■ **Extracted data entries**
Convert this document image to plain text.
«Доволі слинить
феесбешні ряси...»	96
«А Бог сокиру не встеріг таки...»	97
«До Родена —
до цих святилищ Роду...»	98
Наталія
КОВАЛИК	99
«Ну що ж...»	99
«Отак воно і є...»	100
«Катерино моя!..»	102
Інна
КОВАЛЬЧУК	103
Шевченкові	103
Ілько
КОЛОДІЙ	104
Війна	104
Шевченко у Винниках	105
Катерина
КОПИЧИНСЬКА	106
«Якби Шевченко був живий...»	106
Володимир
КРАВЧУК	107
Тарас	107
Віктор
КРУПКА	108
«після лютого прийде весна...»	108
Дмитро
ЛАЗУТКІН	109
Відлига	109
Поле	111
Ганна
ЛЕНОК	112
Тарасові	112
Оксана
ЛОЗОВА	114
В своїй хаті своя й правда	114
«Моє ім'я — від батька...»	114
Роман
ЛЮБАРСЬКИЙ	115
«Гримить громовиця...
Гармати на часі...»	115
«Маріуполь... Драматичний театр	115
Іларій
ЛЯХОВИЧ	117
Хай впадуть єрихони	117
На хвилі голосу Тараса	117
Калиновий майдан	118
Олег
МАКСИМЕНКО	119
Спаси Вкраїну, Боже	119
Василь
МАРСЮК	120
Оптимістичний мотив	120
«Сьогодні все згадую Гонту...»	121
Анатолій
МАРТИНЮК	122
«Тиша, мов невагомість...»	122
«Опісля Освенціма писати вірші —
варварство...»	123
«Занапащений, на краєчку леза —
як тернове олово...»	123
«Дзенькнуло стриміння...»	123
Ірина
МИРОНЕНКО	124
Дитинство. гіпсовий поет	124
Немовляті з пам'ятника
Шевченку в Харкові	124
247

■ **SHORT TASK**
Print again each line of the listing above, exactly as it appears.

■ **WRITTEN SOLUTION**
Convert this document image to plain text.
«Доволі слинить
феесбешні ряси...»	96
«А Бог сокиру не встеріг таки...»	97
«До Родена —
до цих святилищ Роду...»	98
Наталія
КОВАЛИК	99
«Ну що ж...»	99
«Отак воно і є...»	100
«Катерино моя!..»	102
Інна
КОВАЛЬЧУК	103
Шевченкові	103
Ілько
КОЛОДІЙ	104
Війна	104
Шевченко у Винниках	105
Катерина
КОПИЧИНСЬКА	106
«Якби Шевченко був живий...»	106
Володимир
КРАВЧУК	107
Тарас	107
Віктор
КРУПКА	108
«після лютого прийде весна...»	108
Дмитро
ЛАЗУТКІН	109
Відлига	109
Поле	111
Ганна
ЛЕНОК	112
Тарасові	112
Оксана
ЛОЗОВА	114
В своїй хаті своя й правда	114
«Моє ім'я — від батька...»	114
Роман
ЛЮБАРСЬКИЙ	115
«Гримить громовиця...
Гармати на часі...»	115
«Маріуполь... Драматичний театр	115
Іларій
ЛЯХОВИЧ	117
Хай впадуть єрихони	117
На хвилі голосу Тараса	117
Калиновий майдан	118
Олег
МАКСИМЕНКО	119
Спаси Вкраїну, Боже	119
Василь
МАРСЮК	120
Оптимістичний мотив	120
«Сьогодні все згадую Гонту...»	121
Анатолій
МАРТИНЮК	122
«Тиша, мов невагомість...»	122
«Опісля Освенціма писати вірші —
варварство...»	123
«Занапащений, на краєчку леза —
як тернове олово...»	123
«Дзенькнуло стриміння...»	123
Ірина
МИРОНЕНКО	124
Дитинство. гіпсовий поет	124
Немовляті з пам'ятника
Шевченку в Харкові	124
247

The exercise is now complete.